DATA TO USE
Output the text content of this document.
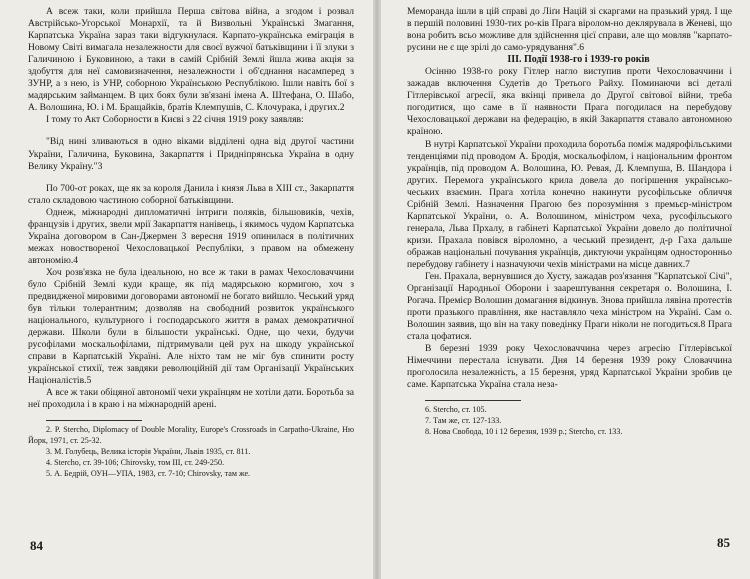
А всеж таки, коли прийшла Перша світова війна, а згодом і розвал Австрійсько-Угорської Монархії, та й Визвольні Українські Змагання, Карпатська Україна зараз таки відгукнулася. Карпато-українська еміграція в Новому Світі вимагала незалежности для своєї вужчої батьківщини і її злуки з Галичиною і Буковиною, а таки в самій Срібній Землі йшла жива акція за здобуття для неї самовизначення, незалежности і об'єднання насамперед з ЗУНР, а з нею, із УНР, соборною Українською Республікою. Ішли навіть бої з мадярським займанцем. В цих боях були зв'язані імена А. Штефана, О. Шабо, А. Волошина, Ю. і М. Бращайків, братів Клемпушів, С. Клочурака, і других.2

І тому то Акт Соборности в Києві з 22 січня 1919 року заявляв:

"Від нині зливаються в одно віками відділені одна від другої частини України, Галичина, Буковина, Закарпаття і Придніпрянська Україна в одну Велику Україну."3

По 700-от роках, ще як за короля Данила і князя Льва в XIII ст., Закарпаття стало складовою частиною соборної батьківщини.

Однеж, міжнародні дипломатичні інтриги поляків, більшовиків, чехів, французів і других, звели мрії Закарпаття нанівець, і якимось чудом Карпатська Україна договором в Сан-Джермен 3 вересня 1919 опинилася в політичних межах новоствореної Чехословацької Республіки, з правом на обмежену автономію.4

Хоч розв'язка не була ідеальною, но все ж таки в рамах Чехословаччини було Срібній Землі куди краще, як під мадярською кормигою, хоч з предвидженої мировими договорами автономії не богато вийшло. Чеський уряд був тільки толерантним; дозволяв на свободний розвиток українського національного, культурного і господарського життя в рамах демократичної держави. Школи були в більшости українські. Одне, що чехи, будучи русофілами москальофілами, підтримували цей рух на шкоду української справи в Карпатській Україні. Але ніхто там не міг був спинити росту української стихії, теж завдяки революційній дії там Організації Українських Націоналістів.5

А все ж таки обіцяної автономії чехи українцям не хотіли дати. Боротьба за неї проходила і в краю і на міжнародній арені.

2. P. Stercho, Diplomacy of Double Morality, Europe's Crossroads in Carpatho-Ukraine, Ню Йорк, 1971, ст. 25-32.

3. М. Голубець, Велика історія України, Львів 1935, ст. 811.

4. Stercho, ст. 39-106; Chirovsky, том III, ст. 249-250.

5. А. Бедрій, ОУН—УПА, 1983, ст. 7-10; Chirovsky, там же.

84

Меморанда ішли в цій справі до Ліґи Націй зі скаргами на празький уряд. І ще в першій половині 1930-тих ро-ків Прага віролом-но деклярувала в Женеві, що вона робить всьо можливе для здійснення цієї справи, але що мовляв "карпато-русини не є ще зрілі до само-урядування".6

ІІІ. Події 1938-го і 1939-го років

Осінню 1938-го року Гітлер наглo виступив проти Чехословаччини і зажадав включення Судетів до Третього Райху. Поминаючи всі деталі Гітлерівської агресії, яка вкінці привела до Другої світової війни, треба погодитися, що саме в її наявности Прага погодилася на перебудову Чехословацької держави на федерацію, в якій Закарпаття ставало автономною країною.

В нутрі Карпатської України проходила боротьба поміж мадярофільськими тенденціями під проводом А. Бродія, москальофілом, і національним фронтом українців, під проводом А. Волошина, Ю. Ревая, Д. Клемпуша, В. Шандора і других. Перемога українського крила довела до погіршення українсько-чеських взаємин. Прага хотіла конечно накинути русофільське обличчя Срібній Землі. Назначення Прагою без порозуміння з премьєр-міністром Карпатської України, о. А. Волошином, міністром чеха, русофільського генерала, Льва Прхалу, в габінеті Карпатської України довело до політичної кризи. Прахала повівся віроломно, а чеський президент, д-р Гаха дальше ображав національні почування українців, диктуючи українцям односторонньо перебудову габінету і назначуючи чехів міністрами на місце давних.7

Ген. Прахала, вернувшися до Хусту, зажадав роз'язання "Карпатської Січі", Організації Народньої Оборони і заарештування секретаря о. Волошина, І. Рогача. Премієр Волошин домагання відкинув. Знова прийшла лявіна протестів проти празького правління, яке наставляло чеха міністром на Україні. Сам о. Волошин заявив, що він на таку поведінку Праги ніколи не погодиться.8 Прага стала цофатися.

В березні 1939 року Чехословаччина через агресію Гітлерівської Німеччини перестала існувати. Дня 14 березня 1939 року Словаччина проголосила незалежність, а 15 березня, уряд Карпатської України зробив це саме. Карпатська Україна стала неза-

6. Stercho, ст. 105.

7. Там же, ст. 127-133.

8. Нова Свобода, 10 і 12 березня, 1939 р.; Stercho, ст. 133.

85
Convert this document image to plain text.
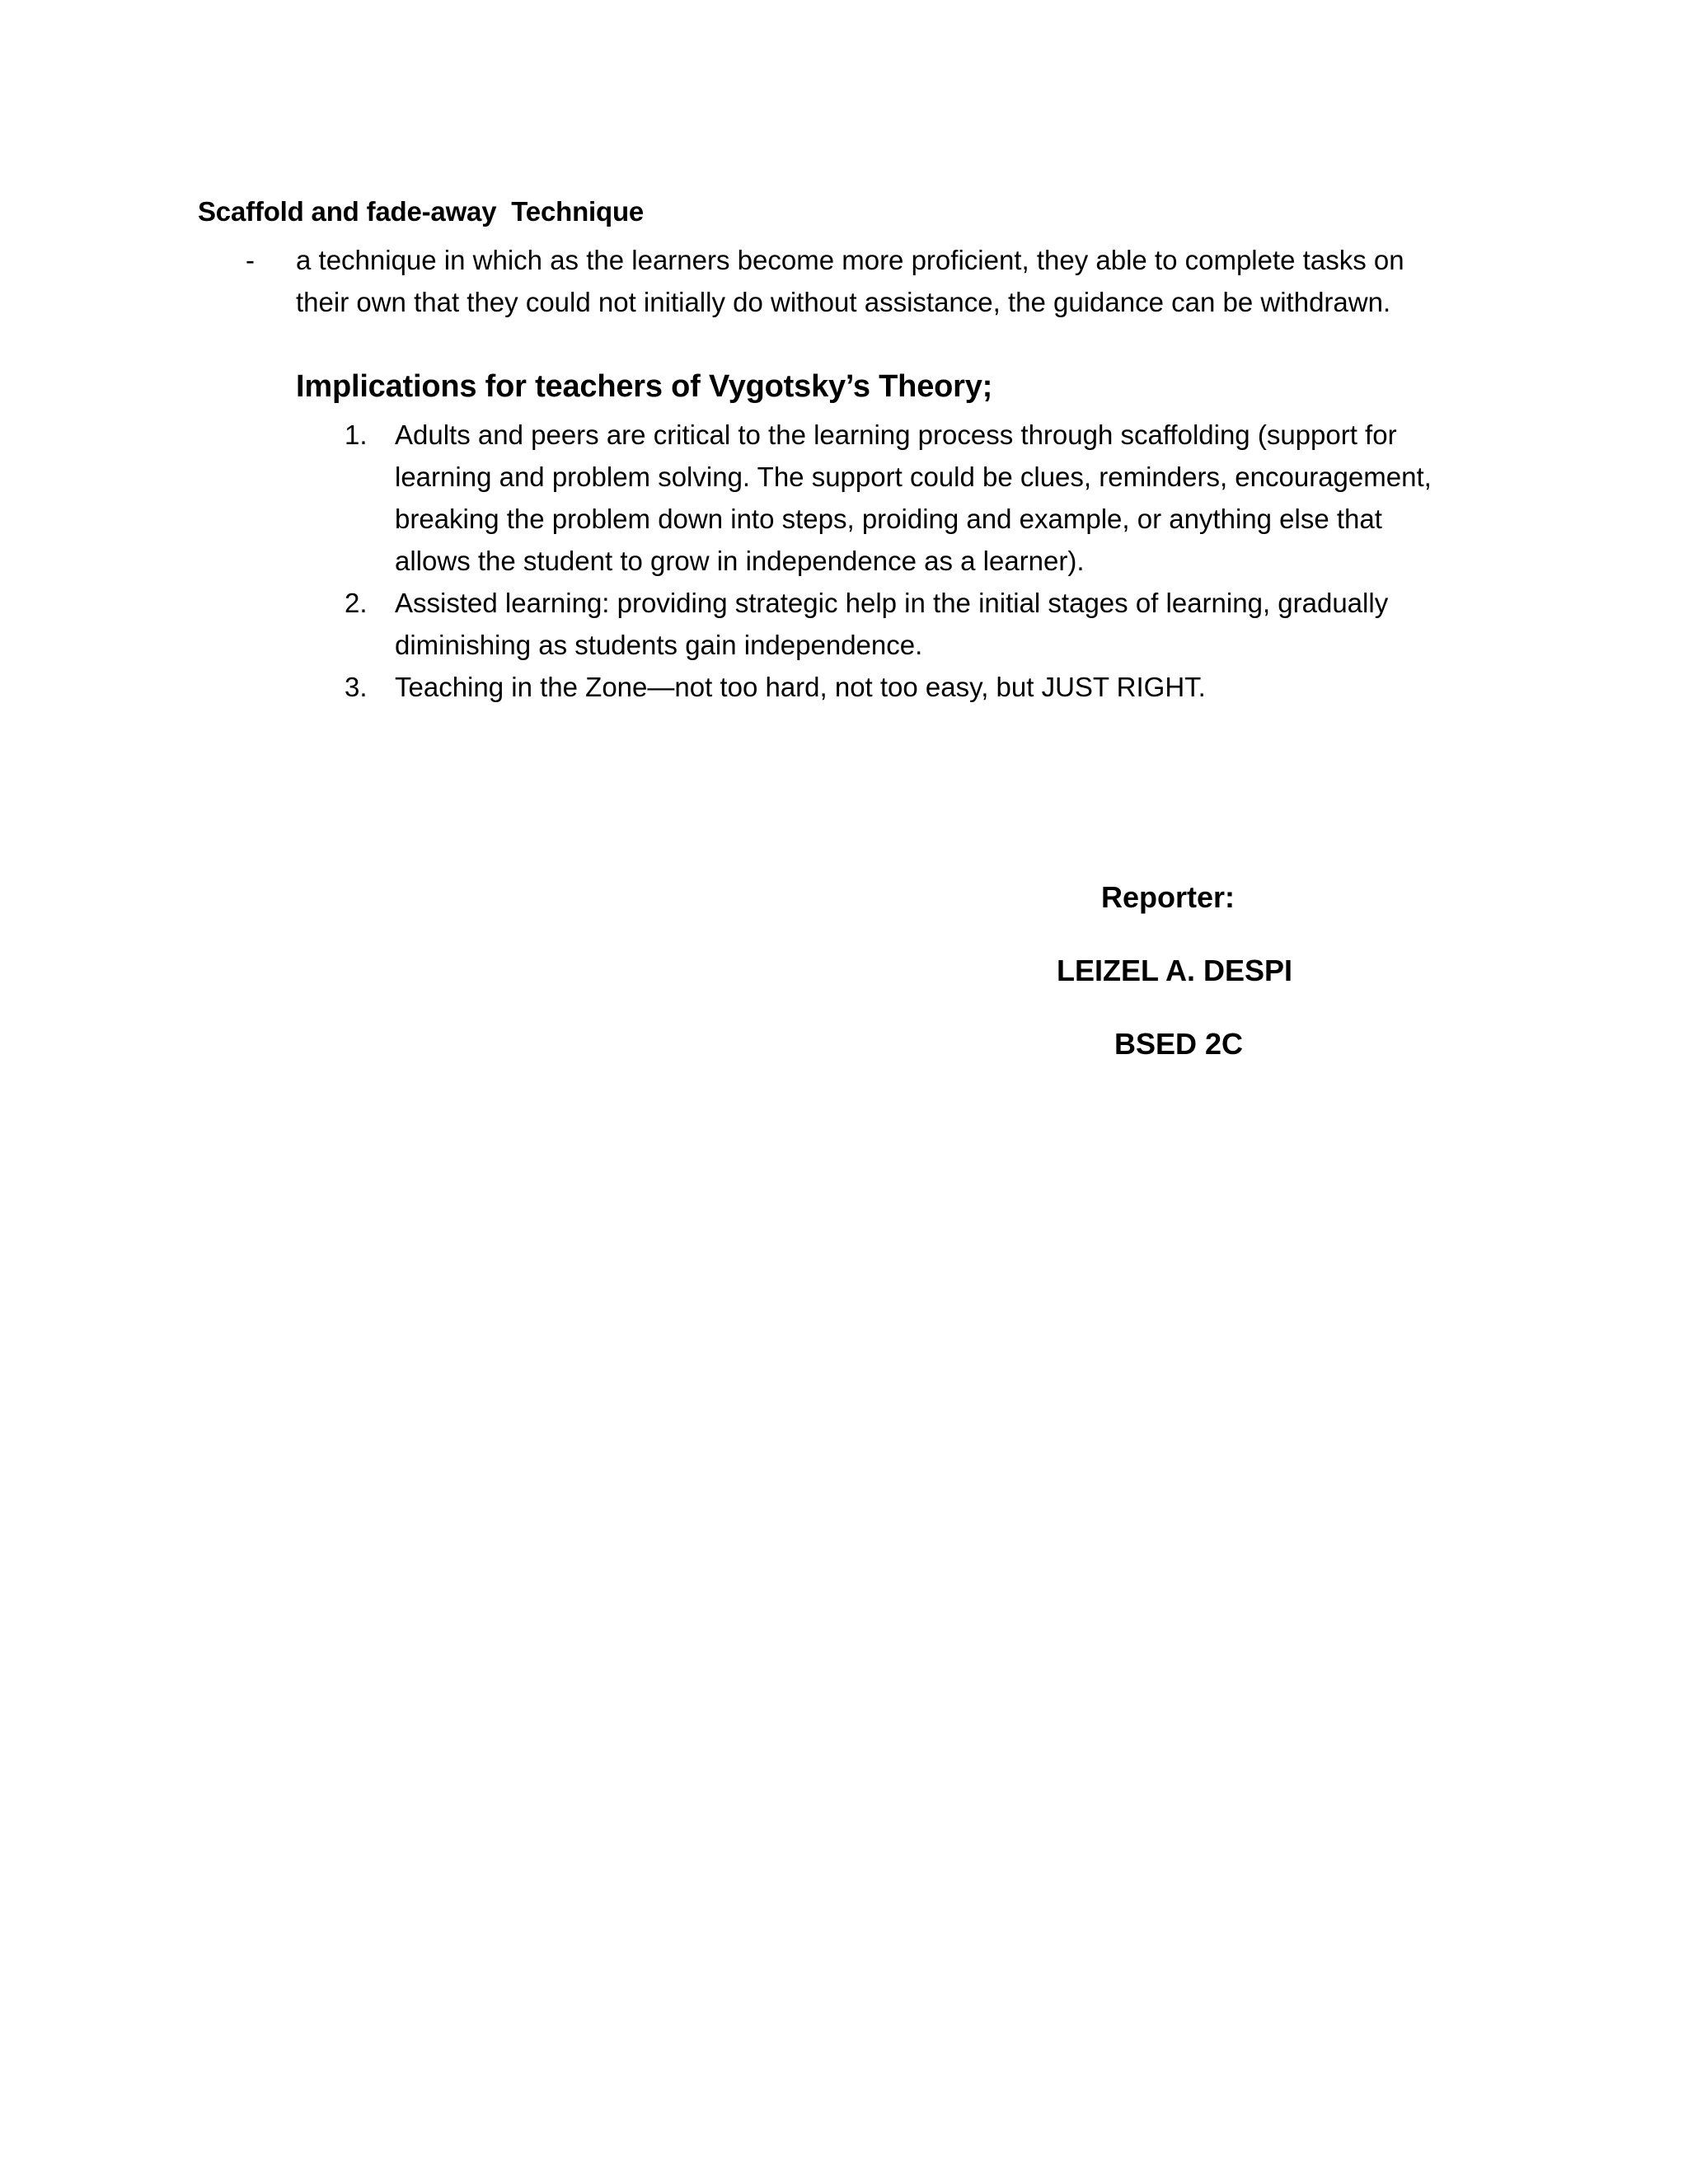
Scaffold and fade-away  Technique
- a technique in which as the learners become more proficient, they able to complete tasks on
their own that they could not initially do without assistance, the guidance can be withdrawn.
Implications for teachers of Vygotsky’s Theory;
1. Adults and peers are critical to the learning process through scaffolding (support for
learning and problem solving. The support could be clues, reminders, encouragement,
breaking the problem down into steps, proiding and example, or anything else that
allows the student to grow in independence as a learner).
2. Assisted learning: providing strategic help in the initial stages of learning, gradually
diminishing as students gain independence.
3. Teaching in the Zone—not too hard, not too easy, but JUST RIGHT.
Reporter:
LEIZEL A. DESPI
BSED 2C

DIRECTIONS
Copy every line of the data word for word, omitting the images.

RESULT OF THIS EXERCISE
Output the text content of this document.
А всеж таки, коли прийшла Перша світова війна, а згодом і розвал Австрійсько-Угорської Монархії, та й Визвольні Українські Змагання, Карпатська Україна зараз таки відгукнулася. Карпато-українська еміграція в Новому Світі вимагала незалежности для своєї вужчої батьківщини і її злуки з Галичиною і Буковиною, а таки в самій Срібній Землі йшла жива акція за здобуття для неї самовизначення, незалежности і об'єднання насамперед з ЗУНР, а з нею, із УНР, соборною Українською Республікою. Ішли навіть бої з мадярським займанцем. В цих боях були зв'язані імена А. Штефана, О. Шабо, А. Волошина, Ю. і М. Бращайків, братів Клемпушів, С. Клочурака, і других.2

І тому то Акт Соборности в Києві з 22 січня 1919 року заявляв:

"Від нині зливаються в одно віками відділені одна від другої частини України, Галичина, Буковина, Закарпаття і Придніпрянська Україна в одну Велику Україну."3

По 700-от роках, ще як за короля Данила і князя Льва в XIII ст., Закарпаття стало складовою частиною соборної батьківщини.

Однеж, міжнародні дипломатичні інтриги поляків, більшовиків, чехів, французів і других, звели мрії Закарпаття нанівець, і якимось чудом Карпатська Україна договором в Сан-Джермен 3 вересня 1919 опинилася в політичних межах новоствореної Чехословацької Республіки, з правом на обмежену автономію.4

Хоч розв'язка не була ідеальною, но все ж таки в рамах Чехословаччини було Срібній Землі куди краще, як під мадярською кормигою, хоч з предвидженої мировими договорами автономії не богато вийшло. Чеський уряд був тільки толерантним; дозволяв на свободний розвиток українського національного, культурного і господарського життя в рамах демократичної держави. Школи були в більшости українські. Одне, що чехи, будучи русофілами москальофілами, підтримували цей рух на шкоду української справи в Карпатській Україні. Але ніхто там не міг був спинити росту української стихії, теж завдяки революційній дії там Організації Українських Націоналістів.5

А все ж таки обіцяної автономії чехи українцям не хотіли дати. Боротьба за неї проходила і в краю і на міжнародній арені.

2. P. Stercho, Diplomacy of Double Morality, Europe's Crossroads in Carpatho-Ukraine, Ню Йорк, 1971, ст. 25-32.

3. М. Голубець, Велика історія України, Львів 1935, ст. 811.

4. Stercho, ст. 39-106; Chirovsky, том III, ст. 249-250.

5. А. Бедрій, ОУН—УПА, 1983, ст. 7-10; Chirovsky, там же.

84

Меморанда ішли в цій справі до Ліґи Націй зі скаргами на празький уряд. І ще в першій половині 1930-тих ро-ків Прага віролом-но деклярувала в Женеві, що вона робить всьо можливе для здійснення цієї справи, але що мовляв "карпато-русини не є ще зрілі до само-урядування".6

ІІІ. Події 1938-го і 1939-го років

Осінню 1938-го року Гітлер наглo виступив проти Чехословаччини і зажадав включення Судетів до Третього Райху. Поминаючи всі деталі Гітлерівської агресії, яка вкінці привела до Другої світової війни, треба погодитися, що саме в її наявности Прага погодилася на перебудову Чехословацької держави на федерацію, в якій Закарпаття ставало автономною країною.

В нутрі Карпатської України проходила боротьба поміж мадярофільськими тенденціями під проводом А. Бродія, москальофілом, і національним фронтом українців, під проводом А. Волошина, Ю. Ревая, Д. Клемпуша, В. Шандора і других. Перемога українського крила довела до погіршення українсько-чеських взаємин. Прага хотіла конечно накинути русофільське обличчя Срібній Землі. Назначення Прагою без порозуміння з премьєр-міністром Карпатської України, о. А. Волошином, міністром чеха, русофільського генерала, Льва Прхалу, в габінеті Карпатської України довело до політичної кризи. Прахала повівся віроломно, а чеський президент, д-р Гаха дальше ображав національні почування українців, диктуючи українцям односторонньо перебудову габінету і назначуючи чехів міністрами на місце давних.7

Ген. Прахала, вернувшися до Хусту, зажадав роз'язання "Карпатської Січі", Організації Народньої Оборони і заарештування секретаря о. Волошина, І. Рогача. Премієр Волошин домагання відкинув. Знова прийшла лявіна протестів проти празького правління, яке наставляло чеха міністром на Україні. Сам о. Волошин заявив, що він на таку поведінку Праги ніколи не погодиться.8 Прага стала цофатися.

В березні 1939 року Чехословаччина через агресію Гітлерівської Німеччини перестала існувати. Дня 14 березня 1939 року Словаччина проголосила незалежність, а 15 березня, уряд Карпатської України зробив це саме. Карпатська Україна стала неза-

6. Stercho, ст. 105.

7. Там же, ст. 127-133.

8. Нова Свобода, 10 і 12 березня, 1939 р.; Stercho, ст. 133.

85
Convert this document image to plain text.
Scaffold and fade-away  Technique
- a technique in which as the learners become more proficient, they able to complete tasks on
their own that they could not initially do without assistance, the guidance can be withdrawn.
Implications for teachers of Vygotsky’s Theory;
1. Adults and peers are critical to the learning process through scaffolding (support for
learning and problem solving. The support could be clues, reminders, encouragement,
breaking the problem down into steps, proiding and example, or anything else that
allows the student to grow in independence as a learner).
2. Assisted learning: providing strategic help in the initial stages of learning, gradually
diminishing as students gain independence.
3. Teaching in the Zone—not too hard, not too easy, but JUST RIGHT.
Reporter:
LEIZEL A. DESPI
BSED 2C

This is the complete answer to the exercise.